Retype the listing that follows, exactly as written.

Dataset items:
----------------
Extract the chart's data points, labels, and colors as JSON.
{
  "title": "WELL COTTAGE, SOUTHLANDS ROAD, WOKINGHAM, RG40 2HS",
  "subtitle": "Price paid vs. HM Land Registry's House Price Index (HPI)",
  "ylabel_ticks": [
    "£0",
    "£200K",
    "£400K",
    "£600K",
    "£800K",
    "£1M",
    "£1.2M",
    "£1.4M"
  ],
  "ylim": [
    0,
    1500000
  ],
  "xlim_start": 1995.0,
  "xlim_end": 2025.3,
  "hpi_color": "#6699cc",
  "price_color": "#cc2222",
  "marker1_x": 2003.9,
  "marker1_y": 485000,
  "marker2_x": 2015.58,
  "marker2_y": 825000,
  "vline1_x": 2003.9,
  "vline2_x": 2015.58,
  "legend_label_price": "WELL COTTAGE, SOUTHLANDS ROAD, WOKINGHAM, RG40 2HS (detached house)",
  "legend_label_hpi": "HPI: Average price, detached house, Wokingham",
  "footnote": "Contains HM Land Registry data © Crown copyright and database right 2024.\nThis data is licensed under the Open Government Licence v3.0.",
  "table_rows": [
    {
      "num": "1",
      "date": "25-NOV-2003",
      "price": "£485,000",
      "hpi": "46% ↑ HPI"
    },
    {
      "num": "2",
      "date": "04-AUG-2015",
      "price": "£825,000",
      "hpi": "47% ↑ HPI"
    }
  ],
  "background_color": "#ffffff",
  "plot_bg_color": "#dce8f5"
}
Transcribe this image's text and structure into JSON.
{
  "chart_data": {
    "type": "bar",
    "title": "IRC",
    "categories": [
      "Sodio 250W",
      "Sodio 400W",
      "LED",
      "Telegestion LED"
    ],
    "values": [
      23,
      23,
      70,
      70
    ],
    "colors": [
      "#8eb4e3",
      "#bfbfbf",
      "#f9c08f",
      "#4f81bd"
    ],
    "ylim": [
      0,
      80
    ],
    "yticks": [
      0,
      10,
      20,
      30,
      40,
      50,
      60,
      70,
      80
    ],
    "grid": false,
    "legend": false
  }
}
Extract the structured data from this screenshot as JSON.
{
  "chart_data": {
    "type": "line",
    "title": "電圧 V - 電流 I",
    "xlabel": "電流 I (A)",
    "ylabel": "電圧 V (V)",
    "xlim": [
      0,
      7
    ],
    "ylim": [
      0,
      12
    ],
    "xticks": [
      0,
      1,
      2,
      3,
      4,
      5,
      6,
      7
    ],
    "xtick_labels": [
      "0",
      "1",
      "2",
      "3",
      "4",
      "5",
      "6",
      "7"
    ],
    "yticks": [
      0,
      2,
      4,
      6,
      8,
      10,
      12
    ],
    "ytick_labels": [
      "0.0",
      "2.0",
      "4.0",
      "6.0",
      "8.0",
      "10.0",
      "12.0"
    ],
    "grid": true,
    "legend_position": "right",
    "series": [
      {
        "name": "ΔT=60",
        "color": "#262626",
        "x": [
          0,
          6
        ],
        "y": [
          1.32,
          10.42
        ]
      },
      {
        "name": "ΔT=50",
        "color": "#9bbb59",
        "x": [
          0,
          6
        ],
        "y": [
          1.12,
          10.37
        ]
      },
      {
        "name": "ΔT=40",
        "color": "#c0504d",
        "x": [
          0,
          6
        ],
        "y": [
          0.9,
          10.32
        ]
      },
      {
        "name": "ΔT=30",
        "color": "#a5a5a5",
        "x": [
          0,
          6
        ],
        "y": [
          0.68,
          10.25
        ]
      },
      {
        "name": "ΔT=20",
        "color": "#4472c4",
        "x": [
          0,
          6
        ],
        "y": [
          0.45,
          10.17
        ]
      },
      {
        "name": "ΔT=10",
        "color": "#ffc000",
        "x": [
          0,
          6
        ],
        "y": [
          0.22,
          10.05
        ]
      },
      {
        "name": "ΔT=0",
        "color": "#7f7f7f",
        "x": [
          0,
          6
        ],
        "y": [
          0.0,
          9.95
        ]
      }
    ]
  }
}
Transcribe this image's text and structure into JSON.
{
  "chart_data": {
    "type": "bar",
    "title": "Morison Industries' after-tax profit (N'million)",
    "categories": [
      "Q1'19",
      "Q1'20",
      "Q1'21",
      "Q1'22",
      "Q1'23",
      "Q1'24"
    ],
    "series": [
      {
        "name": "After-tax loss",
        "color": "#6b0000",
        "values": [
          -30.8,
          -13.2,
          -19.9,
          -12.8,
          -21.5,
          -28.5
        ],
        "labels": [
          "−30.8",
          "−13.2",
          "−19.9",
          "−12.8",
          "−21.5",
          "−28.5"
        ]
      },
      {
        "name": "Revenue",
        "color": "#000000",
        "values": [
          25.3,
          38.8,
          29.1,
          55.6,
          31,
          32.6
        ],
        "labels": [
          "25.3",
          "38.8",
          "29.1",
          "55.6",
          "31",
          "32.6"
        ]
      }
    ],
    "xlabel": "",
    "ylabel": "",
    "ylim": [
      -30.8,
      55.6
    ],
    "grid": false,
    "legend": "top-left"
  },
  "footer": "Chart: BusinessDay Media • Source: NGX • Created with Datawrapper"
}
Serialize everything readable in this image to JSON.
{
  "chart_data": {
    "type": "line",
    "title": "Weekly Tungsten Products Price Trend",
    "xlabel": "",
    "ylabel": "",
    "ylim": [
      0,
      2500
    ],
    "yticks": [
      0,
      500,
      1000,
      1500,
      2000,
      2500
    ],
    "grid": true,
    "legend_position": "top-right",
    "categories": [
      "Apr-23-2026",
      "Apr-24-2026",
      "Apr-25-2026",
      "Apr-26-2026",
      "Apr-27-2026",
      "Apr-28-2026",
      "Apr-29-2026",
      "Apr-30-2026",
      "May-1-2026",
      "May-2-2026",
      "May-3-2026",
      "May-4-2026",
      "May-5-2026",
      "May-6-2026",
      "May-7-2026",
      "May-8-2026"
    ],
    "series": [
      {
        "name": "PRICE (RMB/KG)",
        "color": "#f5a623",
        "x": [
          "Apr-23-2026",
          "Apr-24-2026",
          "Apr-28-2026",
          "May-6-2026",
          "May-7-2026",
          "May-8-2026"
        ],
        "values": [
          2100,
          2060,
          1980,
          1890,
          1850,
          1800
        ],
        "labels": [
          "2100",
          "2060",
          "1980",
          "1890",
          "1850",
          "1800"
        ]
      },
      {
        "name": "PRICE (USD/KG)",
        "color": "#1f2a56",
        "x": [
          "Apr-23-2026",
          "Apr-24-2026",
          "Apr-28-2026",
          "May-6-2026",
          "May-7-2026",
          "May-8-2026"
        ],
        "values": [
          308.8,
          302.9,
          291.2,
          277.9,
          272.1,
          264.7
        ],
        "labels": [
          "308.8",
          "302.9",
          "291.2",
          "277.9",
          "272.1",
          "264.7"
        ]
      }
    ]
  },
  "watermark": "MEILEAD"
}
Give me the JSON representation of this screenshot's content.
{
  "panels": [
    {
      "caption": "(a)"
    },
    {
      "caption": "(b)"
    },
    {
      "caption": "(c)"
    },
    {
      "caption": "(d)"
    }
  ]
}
----------------
OUTPUT OF THE TASK:
Extract the chart's data points, labels, and colors as JSON.
{
  "title": "WELL COTTAGE, SOUTHLANDS ROAD, WOKINGHAM, RG40 2HS",
  "subtitle": "Price paid vs. HM Land Registry's House Price Index (HPI)",
  "ylabel_ticks": [
    "£0",
    "£200K",
    "£400K",
    "£600K",
    "£800K",
    "£1M",
    "£1.2M",
    "£1.4M"
  ],
  "ylim": [
    0,
    1500000
  ],
  "xlim_start": 1995.0,
  "xlim_end": 2025.3,
  "hpi_color": "#6699cc",
  "price_color": "#cc2222",
  "marker1_x": 2003.9,
  "marker1_y": 485000,
  "marker2_x": 2015.58,
  "marker2_y": 825000,
  "vline1_x": 2003.9,
  "vline2_x": 2015.58,
  "legend_label_price": "WELL COTTAGE, SOUTHLANDS ROAD, WOKINGHAM, RG40 2HS (detached house)",
  "legend_label_hpi": "HPI: Average price, detached house, Wokingham",
  "footnote": "Contains HM Land Registry data © Crown copyright and database right 2024.\nThis data is licensed under the Open Government Licence v3.0.",
  "table_rows": [
    {
      "num": "1",
      "date": "25-NOV-2003",
      "price": "£485,000",
      "hpi": "46% ↑ HPI"
    },
    {
      "num": "2",
      "date": "04-AUG-2015",
      "price": "£825,000",
      "hpi": "47% ↑ HPI"
    }
  ],
  "background_color": "#ffffff",
  "plot_bg_color": "#dce8f5"
}
Transcribe this image's text and structure into JSON.
{
  "chart_data": {
    "type": "bar",
    "title": "IRC",
    "categories": [
      "Sodio 250W",
      "Sodio 400W",
      "LED",
      "Telegestion LED"
    ],
    "values": [
      23,
      23,
      70,
      70
    ],
    "colors": [
      "#8eb4e3",
      "#bfbfbf",
      "#f9c08f",
      "#4f81bd"
    ],
    "ylim": [
      0,
      80
    ],
    "yticks": [
      0,
      10,
      20,
      30,
      40,
      50,
      60,
      70,
      80
    ],
    "grid": false,
    "legend": false
  }
}
Extract the structured data from this screenshot as JSON.
{
  "chart_data": {
    "type": "line",
    "title": "電圧 V - 電流 I",
    "xlabel": "電流 I (A)",
    "ylabel": "電圧 V (V)",
    "xlim": [
      0,
      7
    ],
    "ylim": [
      0,
      12
    ],
    "xticks": [
      0,
      1,
      2,
      3,
      4,
      5,
      6,
      7
    ],
    "xtick_labels": [
      "0",
      "1",
      "2",
      "3",
      "4",
      "5",
      "6",
      "7"
    ],
    "yticks": [
      0,
      2,
      4,
      6,
      8,
      10,
      12
    ],
    "ytick_labels": [
      "0.0",
      "2.0",
      "4.0",
      "6.0",
      "8.0",
      "10.0",
      "12.0"
    ],
    "grid": true,
    "legend_position": "right",
    "series": [
      {
        "name": "ΔT=60",
        "color": "#262626",
        "x": [
          0,
          6
        ],
        "y": [
          1.32,
          10.42
        ]
      },
      {
        "name": "ΔT=50",
        "color": "#9bbb59",
        "x": [
          0,
          6
        ],
        "y": [
          1.12,
          10.37
        ]
      },
      {
        "name": "ΔT=40",
        "color": "#c0504d",
        "x": [
          0,
          6
        ],
        "y": [
          0.9,
          10.32
        ]
      },
      {
        "name": "ΔT=30",
        "color": "#a5a5a5",
        "x": [
          0,
          6
        ],
        "y": [
          0.68,
          10.25
        ]
      },
      {
        "name": "ΔT=20",
        "color": "#4472c4",
        "x": [
          0,
          6
        ],
        "y": [
          0.45,
          10.17
        ]
      },
      {
        "name": "ΔT=10",
        "color": "#ffc000",
        "x": [
          0,
          6
        ],
        "y": [
          0.22,
          10.05
        ]
      },
      {
        "name": "ΔT=0",
        "color": "#7f7f7f",
        "x": [
          0,
          6
        ],
        "y": [
          0.0,
          9.95
        ]
      }
    ]
  }
}
Transcribe this image's text and structure into JSON.
{
  "chart_data": {
    "type": "bar",
    "title": "Morison Industries' after-tax profit (N'million)",
    "categories": [
      "Q1'19",
      "Q1'20",
      "Q1'21",
      "Q1'22",
      "Q1'23",
      "Q1'24"
    ],
    "series": [
      {
        "name": "After-tax loss",
        "color": "#6b0000",
        "values": [
          -30.8,
          -13.2,
          -19.9,
          -12.8,
          -21.5,
          -28.5
        ],
        "labels": [
          "−30.8",
          "−13.2",
          "−19.9",
          "−12.8",
          "−21.5",
          "−28.5"
        ]
      },
      {
        "name": "Revenue",
        "color": "#000000",
        "values": [
          25.3,
          38.8,
          29.1,
          55.6,
          31,
          32.6
        ],
        "labels": [
          "25.3",
          "38.8",
          "29.1",
          "55.6",
          "31",
          "32.6"
        ]
      }
    ],
    "xlabel": "",
    "ylabel": "",
    "ylim": [
      -30.8,
      55.6
    ],
    "grid": false,
    "legend": "top-left"
  },
  "footer": "Chart: BusinessDay Media • Source: NGX • Created with Datawrapper"
}
Serialize everything readable in this image to JSON.
{
  "chart_data": {
    "type": "line",
    "title": "Weekly Tungsten Products Price Trend",
    "xlabel": "",
    "ylabel": "",
    "ylim": [
      0,
      2500
    ],
    "yticks": [
      0,
      500,
      1000,
      1500,
      2000,
      2500
    ],
    "grid": true,
    "legend_position": "top-right",
    "categories": [
      "Apr-23-2026",
      "Apr-24-2026",
      "Apr-25-2026",
      "Apr-26-2026",
      "Apr-27-2026",
      "Apr-28-2026",
      "Apr-29-2026",
      "Apr-30-2026",
      "May-1-2026",
      "May-2-2026",
      "May-3-2026",
      "May-4-2026",
      "May-5-2026",
      "May-6-2026",
      "May-7-2026",
      "May-8-2026"
    ],
    "series": [
      {
        "name": "PRICE (RMB/KG)",
        "color": "#f5a623",
        "x": [
          "Apr-23-2026",
          "Apr-24-2026",
          "Apr-28-2026",
          "May-6-2026",
          "May-7-2026",
          "May-8-2026"
        ],
        "values": [
          2100,
          2060,
          1980,
          1890,
          1850,
          1800
        ],
        "labels": [
          "2100",
          "2060",
          "1980",
          "1890",
          "1850",
          "1800"
        ]
      },
      {
        "name": "PRICE (USD/KG)",
        "color": "#1f2a56",
        "x": [
          "Apr-23-2026",
          "Apr-24-2026",
          "Apr-28-2026",
          "May-6-2026",
          "May-7-2026",
          "May-8-2026"
        ],
        "values": [
          308.8,
          302.9,
          291.2,
          277.9,
          272.1,
          264.7
        ],
        "labels": [
          "308.8",
          "302.9",
          "291.2",
          "277.9",
          "272.1",
          "264.7"
        ]
      }
    ]
  },
  "watermark": "MEILEAD"
}
Give me the JSON representation of this screenshot's content.
{
  "panels": [
    {
      "caption": "(a)"
    },
    {
      "caption": "(b)"
    },
    {
      "caption": "(c)"
    },
    {
      "caption": "(d)"
    }
  ]
}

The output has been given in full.